### Data shown
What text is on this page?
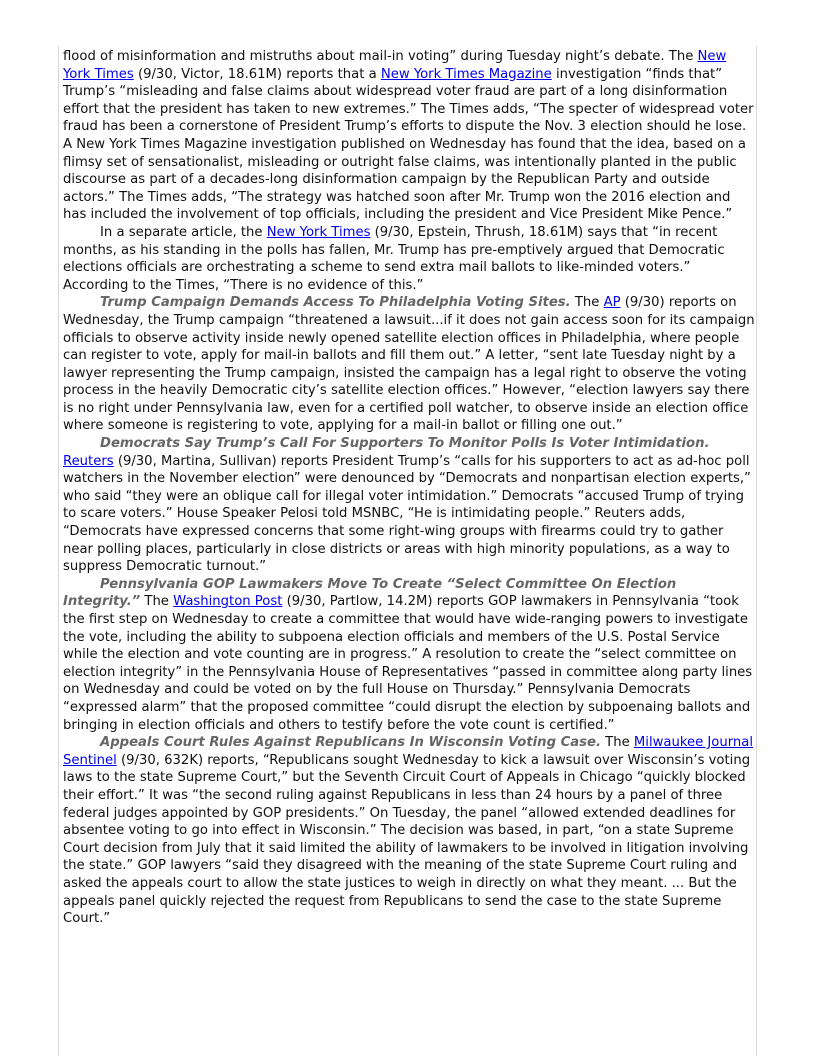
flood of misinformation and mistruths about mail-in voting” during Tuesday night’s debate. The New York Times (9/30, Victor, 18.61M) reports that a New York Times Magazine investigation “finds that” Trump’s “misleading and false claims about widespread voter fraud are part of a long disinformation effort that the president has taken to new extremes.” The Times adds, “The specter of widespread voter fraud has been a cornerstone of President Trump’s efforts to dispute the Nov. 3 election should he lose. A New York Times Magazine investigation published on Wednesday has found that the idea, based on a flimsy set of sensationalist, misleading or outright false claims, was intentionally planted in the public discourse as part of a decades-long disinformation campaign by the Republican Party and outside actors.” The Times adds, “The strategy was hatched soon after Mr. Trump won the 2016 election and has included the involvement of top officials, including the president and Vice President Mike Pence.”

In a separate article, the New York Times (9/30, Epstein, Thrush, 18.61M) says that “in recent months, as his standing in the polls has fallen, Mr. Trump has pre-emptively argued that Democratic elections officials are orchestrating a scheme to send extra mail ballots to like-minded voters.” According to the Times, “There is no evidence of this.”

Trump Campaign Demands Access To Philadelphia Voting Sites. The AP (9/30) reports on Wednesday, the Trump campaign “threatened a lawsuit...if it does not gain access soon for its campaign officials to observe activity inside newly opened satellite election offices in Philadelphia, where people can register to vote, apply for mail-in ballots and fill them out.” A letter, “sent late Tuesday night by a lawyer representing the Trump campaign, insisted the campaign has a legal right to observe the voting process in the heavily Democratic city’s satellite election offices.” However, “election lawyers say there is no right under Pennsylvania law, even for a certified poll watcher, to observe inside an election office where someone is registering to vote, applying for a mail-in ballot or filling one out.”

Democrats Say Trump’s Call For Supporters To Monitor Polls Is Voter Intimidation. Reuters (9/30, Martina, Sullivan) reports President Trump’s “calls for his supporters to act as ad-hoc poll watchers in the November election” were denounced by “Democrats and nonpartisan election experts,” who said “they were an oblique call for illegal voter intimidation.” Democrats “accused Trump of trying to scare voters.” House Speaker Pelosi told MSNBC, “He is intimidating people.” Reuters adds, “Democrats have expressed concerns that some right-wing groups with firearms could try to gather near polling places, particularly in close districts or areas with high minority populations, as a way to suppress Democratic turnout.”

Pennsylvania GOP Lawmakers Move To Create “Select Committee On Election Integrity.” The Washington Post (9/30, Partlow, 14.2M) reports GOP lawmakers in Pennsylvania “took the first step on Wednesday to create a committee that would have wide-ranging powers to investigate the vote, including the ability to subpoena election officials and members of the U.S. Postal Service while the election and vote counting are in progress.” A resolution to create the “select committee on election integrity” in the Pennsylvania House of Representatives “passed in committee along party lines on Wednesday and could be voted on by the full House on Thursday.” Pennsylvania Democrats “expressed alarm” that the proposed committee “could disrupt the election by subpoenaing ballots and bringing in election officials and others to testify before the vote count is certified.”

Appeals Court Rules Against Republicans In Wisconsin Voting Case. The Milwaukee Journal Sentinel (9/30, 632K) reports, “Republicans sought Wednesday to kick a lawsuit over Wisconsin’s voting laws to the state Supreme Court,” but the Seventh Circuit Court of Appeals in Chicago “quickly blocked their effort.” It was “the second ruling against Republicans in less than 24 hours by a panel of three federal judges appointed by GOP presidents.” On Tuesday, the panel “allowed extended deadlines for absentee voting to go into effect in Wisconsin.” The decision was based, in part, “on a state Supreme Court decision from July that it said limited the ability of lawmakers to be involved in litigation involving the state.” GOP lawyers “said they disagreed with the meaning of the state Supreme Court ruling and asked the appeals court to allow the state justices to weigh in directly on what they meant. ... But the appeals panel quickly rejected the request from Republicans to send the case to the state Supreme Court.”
---
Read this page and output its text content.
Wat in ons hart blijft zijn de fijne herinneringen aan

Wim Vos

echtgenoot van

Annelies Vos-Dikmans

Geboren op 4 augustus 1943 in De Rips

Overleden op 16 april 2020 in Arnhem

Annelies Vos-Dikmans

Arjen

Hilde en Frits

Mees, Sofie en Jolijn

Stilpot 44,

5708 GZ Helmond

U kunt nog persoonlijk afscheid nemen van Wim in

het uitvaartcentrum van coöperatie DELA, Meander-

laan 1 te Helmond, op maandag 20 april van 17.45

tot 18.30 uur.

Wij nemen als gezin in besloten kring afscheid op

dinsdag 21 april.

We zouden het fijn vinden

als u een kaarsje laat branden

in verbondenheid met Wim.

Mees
==
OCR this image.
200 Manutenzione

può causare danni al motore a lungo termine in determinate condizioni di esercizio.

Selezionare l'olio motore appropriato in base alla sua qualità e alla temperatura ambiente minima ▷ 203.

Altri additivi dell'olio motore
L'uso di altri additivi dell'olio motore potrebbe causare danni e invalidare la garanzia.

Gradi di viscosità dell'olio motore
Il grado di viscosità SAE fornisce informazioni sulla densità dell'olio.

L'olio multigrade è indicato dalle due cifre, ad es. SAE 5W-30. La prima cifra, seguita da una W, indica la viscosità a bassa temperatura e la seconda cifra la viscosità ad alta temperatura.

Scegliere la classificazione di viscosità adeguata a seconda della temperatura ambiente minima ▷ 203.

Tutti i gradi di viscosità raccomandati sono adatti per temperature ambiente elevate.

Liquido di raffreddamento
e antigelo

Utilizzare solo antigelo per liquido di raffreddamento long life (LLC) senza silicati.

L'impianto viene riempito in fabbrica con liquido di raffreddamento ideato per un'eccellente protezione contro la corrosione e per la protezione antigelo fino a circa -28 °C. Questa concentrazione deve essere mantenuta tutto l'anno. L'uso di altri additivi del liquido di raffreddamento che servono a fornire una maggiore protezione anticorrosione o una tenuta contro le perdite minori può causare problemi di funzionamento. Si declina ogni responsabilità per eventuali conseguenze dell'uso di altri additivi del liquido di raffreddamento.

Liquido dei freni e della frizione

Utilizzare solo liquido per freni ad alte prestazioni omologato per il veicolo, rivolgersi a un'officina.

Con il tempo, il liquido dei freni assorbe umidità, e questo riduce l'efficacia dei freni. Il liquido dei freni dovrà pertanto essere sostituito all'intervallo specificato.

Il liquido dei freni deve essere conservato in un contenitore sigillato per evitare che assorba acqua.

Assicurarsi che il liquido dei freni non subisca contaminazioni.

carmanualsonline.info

### Given task
Out of the preceding entries, pull every line containing the string "Utilizzare".

### Exercise answer
Utilizzare solo antigelo per liquido di raffreddamento long life (LLC) senza silicati.
Utilizzare solo liquido per freni ad alte prestazioni omologato per il veicolo, rivolgersi a un'officina.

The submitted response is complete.